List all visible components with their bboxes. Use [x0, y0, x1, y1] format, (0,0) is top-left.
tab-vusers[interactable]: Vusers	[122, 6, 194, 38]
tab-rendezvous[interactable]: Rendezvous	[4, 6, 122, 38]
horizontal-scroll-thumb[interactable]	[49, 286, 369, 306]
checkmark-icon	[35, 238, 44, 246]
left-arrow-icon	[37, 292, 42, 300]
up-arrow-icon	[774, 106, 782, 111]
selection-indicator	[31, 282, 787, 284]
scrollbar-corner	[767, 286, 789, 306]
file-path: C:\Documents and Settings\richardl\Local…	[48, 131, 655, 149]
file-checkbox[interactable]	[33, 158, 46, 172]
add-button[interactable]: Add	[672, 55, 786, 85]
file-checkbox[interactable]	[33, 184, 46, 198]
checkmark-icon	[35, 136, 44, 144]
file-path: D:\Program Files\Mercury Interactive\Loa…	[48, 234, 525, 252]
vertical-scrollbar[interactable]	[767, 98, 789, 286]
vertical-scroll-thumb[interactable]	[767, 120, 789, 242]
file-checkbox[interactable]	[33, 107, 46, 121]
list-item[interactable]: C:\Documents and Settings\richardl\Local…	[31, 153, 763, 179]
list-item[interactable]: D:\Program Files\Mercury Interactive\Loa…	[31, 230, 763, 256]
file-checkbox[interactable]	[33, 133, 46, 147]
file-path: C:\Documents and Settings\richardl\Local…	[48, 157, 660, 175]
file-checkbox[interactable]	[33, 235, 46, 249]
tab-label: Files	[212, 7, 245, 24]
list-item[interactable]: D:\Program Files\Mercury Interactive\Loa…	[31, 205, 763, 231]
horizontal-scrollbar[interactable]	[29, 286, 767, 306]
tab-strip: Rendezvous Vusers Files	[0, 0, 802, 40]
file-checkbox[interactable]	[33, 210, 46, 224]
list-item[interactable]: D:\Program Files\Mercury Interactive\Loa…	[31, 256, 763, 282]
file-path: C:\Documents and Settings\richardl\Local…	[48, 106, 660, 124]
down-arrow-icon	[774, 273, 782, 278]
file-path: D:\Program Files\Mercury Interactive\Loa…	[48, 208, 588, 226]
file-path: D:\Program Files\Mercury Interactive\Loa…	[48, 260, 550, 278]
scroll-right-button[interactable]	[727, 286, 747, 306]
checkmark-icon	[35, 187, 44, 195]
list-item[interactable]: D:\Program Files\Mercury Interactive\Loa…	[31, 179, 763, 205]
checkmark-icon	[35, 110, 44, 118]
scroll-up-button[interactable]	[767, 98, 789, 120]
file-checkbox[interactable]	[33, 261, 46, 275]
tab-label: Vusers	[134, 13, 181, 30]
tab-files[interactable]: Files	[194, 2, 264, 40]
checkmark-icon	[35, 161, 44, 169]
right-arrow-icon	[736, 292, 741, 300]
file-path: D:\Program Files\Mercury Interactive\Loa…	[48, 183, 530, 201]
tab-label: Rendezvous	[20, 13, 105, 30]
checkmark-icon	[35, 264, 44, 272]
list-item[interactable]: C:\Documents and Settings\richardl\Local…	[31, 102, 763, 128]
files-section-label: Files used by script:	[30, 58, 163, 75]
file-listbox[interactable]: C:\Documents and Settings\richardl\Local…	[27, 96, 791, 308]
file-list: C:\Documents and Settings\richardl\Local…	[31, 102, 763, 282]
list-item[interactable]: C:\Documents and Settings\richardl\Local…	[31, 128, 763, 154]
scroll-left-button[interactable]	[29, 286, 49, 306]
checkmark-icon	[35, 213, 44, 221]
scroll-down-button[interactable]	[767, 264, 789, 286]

[WORK INSTRUCTIONS]: Render the listing above as a JSON list of strings, one entry per line, leaving out blank lines.

[EXERCISE RESULT]:
[
  "List all visible components with their bboxes. Use [x0, y0, x1, y1] format, (0,0) is top-left.",
  "tab-vusers[interactable]: Vusers\t[122, 6, 194, 38]",
  "tab-rendezvous[interactable]: Rendezvous\t[4, 6, 122, 38]",
  "horizontal-scroll-thumb[interactable]\t[49, 286, 369, 306]",
  "checkmark-icon\t[35, 238, 44, 246]",
  "left-arrow-icon\t[37, 292, 42, 300]",
  "up-arrow-icon\t[774, 106, 782, 111]",
  "selection-indicator\t[31, 282, 787, 284]",
  "scrollbar-corner\t[767, 286, 789, 306]",
  "file-path: C:\\Documents and Settings\\richardl\\Local…\t[48, 131, 655, 149]",
  "file-checkbox[interactable]\t[33, 158, 46, 172]",
  "add-button[interactable]: Add\t[672, 55, 786, 85]",
  "file-checkbox[interactable]\t[33, 184, 46, 198]",
  "checkmark-icon\t[35, 136, 44, 144]",
  "file-path: D:\\Program Files\\Mercury Interactive\\Loa…\t[48, 234, 525, 252]",
  "vertical-scrollbar[interactable]\t[767, 98, 789, 286]",
  "vertical-scroll-thumb[interactable]\t[767, 120, 789, 242]",
  "file-checkbox[interactable]\t[33, 107, 46, 121]",
  "list-item[interactable]: C:\\Documents and Settings\\richardl\\Local…\t[31, 153, 763, 179]",
  "list-item[interactable]: D:\\Program Files\\Mercury Interactive\\Loa…\t[31, 230, 763, 256]",
  "file-checkbox[interactable]\t[33, 133, 46, 147]",
  "file-path: C:\\Documents and Settings\\richardl\\Local…\t[48, 157, 660, 175]",
  "file-checkbox[interactable]\t[33, 235, 46, 249]",
  "tab-label: Files\t[212, 7, 245, 24]",
  "list-item[interactable]: D:\\Program Files\\Mercury Interactive\\Loa…\t[31, 205, 763, 231]",
  "horizontal-scrollbar[interactable]\t[29, 286, 767, 306]",
  "tab-strip: Rendezvous Vusers Files\t[0, 0, 802, 40]",
  "file-checkbox[interactable]\t[33, 210, 46, 224]",
  "list-item[interactable]: D:\\Program Files\\Mercury Interactive\\Loa…\t[31, 256, 763, 282]",
  "file-path: C:\\Documents and Settings\\richardl\\Local…\t[48, 106, 660, 124]",
  "down-arrow-icon\t[774, 273, 782, 278]",
  "file-path: D:\\Program Files\\Mercury Interactive\\Loa…\t[48, 208, 588, 226]",
  "file-path: D:\\Program Files\\Mercury Interactive\\Loa…\t[48, 260, 550, 278]",
  "scroll-right-button[interactable]\t[727, 286, 747, 306]",
  "checkmark-icon\t[35, 187, 44, 195]",
  "list-item[interactable]: D:\\Program Files\\Mercury Interactive\\Loa…\t[31, 179, 763, 205]",
  "checkmark-icon\t[35, 110, 44, 118]",
  "scroll-up-button[interactable]\t[767, 98, 789, 120]",
  "file-checkbox[interactable]\t[33, 261, 46, 275]",
  "tab-label: Vusers\t[134, 13, 181, 30]",
  "tab-files[interactable]: Files\t[194, 2, 264, 40]",
  "checkmark-icon\t[35, 161, 44, 169]",
  "right-arrow-icon\t[736, 292, 741, 300]",
  "file-path: D:\\Program Files\\Mercury Interactive\\Loa…\t[48, 183, 530, 201]",
  "tab-label: Rendezvous\t[20, 13, 105, 30]",
  "checkmark-icon\t[35, 264, 44, 272]",
  "list-item[interactable]: C:\\Documents and Settings\\richardl\\Local…\t[31, 102, 763, 128]",
  "files-section-label: Files used by script:\t[30, 58, 163, 75]",
  "file-listbox[interactable]: C:\\Documents and Settings\\richardl\\Local…\t[27, 96, 791, 308]",
  "file-list: C:\\Documents and Settings\\richardl\\Local…\t[31, 102, 763, 282]",
  "list-item[interactable]: C:\\Documents and Settings\\richardl\\Local…\t[31, 128, 763, 154]",
  "scroll-left-button[interactable]\t[29, 286, 49, 306]",
  "checkmark-icon\t[35, 213, 44, 221]",
  "scroll-down-button[interactable]\t[767, 264, 789, 286]"
]